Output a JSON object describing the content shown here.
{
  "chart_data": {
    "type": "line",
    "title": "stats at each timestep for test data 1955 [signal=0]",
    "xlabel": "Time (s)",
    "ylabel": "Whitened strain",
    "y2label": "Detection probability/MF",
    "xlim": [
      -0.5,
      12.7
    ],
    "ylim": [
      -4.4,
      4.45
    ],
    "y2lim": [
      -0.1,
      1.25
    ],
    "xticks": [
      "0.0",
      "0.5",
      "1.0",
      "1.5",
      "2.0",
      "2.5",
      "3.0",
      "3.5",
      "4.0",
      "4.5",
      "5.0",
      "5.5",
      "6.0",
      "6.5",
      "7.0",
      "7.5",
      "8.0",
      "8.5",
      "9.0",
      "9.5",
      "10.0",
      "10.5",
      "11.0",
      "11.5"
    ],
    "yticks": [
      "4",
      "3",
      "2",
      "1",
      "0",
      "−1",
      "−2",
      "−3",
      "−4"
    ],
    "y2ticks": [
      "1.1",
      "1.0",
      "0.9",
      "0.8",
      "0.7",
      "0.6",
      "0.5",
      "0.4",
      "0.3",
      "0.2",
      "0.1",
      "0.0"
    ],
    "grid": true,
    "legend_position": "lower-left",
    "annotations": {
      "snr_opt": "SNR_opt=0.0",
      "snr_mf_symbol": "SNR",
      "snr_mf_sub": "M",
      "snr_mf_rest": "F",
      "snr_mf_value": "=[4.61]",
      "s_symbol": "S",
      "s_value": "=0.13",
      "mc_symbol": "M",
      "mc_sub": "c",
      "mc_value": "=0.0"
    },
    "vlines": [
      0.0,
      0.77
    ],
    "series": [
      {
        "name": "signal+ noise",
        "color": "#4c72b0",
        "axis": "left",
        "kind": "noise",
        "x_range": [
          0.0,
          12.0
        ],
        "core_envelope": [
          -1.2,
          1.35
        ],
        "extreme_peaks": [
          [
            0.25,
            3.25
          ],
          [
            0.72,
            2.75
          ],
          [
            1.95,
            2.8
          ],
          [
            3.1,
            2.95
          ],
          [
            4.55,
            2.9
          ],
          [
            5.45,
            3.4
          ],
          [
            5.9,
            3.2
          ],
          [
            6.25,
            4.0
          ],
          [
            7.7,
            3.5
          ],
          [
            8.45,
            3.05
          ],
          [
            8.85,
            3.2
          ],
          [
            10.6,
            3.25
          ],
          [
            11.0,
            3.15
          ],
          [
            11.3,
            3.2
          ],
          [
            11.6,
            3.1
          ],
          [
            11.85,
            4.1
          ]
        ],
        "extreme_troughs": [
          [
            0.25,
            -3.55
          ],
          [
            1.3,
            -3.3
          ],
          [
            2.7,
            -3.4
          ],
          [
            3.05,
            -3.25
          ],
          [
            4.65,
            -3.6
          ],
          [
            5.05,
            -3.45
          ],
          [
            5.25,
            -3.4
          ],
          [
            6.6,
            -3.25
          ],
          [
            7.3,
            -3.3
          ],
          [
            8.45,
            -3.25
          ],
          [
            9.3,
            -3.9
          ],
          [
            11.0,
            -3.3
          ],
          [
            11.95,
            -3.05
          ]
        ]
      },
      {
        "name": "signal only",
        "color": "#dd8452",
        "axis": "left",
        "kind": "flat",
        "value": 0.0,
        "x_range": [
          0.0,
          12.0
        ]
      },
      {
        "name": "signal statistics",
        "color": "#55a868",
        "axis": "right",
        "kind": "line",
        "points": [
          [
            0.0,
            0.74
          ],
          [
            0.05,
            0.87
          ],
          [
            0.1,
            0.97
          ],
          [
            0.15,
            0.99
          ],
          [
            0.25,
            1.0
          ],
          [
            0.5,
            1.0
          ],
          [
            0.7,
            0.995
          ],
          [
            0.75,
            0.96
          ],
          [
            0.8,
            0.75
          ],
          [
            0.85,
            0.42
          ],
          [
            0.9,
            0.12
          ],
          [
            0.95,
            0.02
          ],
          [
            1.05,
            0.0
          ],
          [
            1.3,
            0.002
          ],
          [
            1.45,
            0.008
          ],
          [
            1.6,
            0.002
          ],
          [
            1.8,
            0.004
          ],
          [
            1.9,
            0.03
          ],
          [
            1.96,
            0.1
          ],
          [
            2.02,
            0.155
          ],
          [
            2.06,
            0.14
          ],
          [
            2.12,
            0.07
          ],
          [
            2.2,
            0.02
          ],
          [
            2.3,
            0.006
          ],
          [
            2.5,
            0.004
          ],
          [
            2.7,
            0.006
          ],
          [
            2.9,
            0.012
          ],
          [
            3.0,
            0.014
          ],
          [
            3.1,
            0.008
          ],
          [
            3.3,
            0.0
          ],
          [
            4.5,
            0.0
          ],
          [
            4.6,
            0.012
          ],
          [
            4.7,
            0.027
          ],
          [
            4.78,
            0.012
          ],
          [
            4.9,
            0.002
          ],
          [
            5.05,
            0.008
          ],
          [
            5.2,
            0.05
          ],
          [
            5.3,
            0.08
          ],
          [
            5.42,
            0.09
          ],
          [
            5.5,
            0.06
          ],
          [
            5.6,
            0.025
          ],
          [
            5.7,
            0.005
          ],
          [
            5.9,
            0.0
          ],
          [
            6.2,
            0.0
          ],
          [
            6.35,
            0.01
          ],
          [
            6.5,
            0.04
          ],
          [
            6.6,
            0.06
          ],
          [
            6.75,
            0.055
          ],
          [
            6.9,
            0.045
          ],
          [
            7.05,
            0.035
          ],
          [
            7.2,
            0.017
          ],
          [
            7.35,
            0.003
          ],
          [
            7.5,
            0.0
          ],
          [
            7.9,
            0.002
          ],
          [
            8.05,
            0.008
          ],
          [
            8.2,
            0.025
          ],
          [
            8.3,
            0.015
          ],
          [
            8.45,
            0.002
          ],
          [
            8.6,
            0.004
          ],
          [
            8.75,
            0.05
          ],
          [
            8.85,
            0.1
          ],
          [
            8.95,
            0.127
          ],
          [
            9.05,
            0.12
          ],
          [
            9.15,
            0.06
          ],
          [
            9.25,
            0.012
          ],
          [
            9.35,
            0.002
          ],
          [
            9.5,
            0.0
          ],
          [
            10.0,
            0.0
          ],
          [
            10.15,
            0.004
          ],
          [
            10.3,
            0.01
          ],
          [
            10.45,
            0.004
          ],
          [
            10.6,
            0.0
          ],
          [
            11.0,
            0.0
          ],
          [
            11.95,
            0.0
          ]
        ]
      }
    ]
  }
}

__What you should do__: Out of the preceding entries, pull every line containing the string "name".

__Expected answer__:
        "name": "signal+ noise",
        "name": "signal only",
        "name": "signal statistics",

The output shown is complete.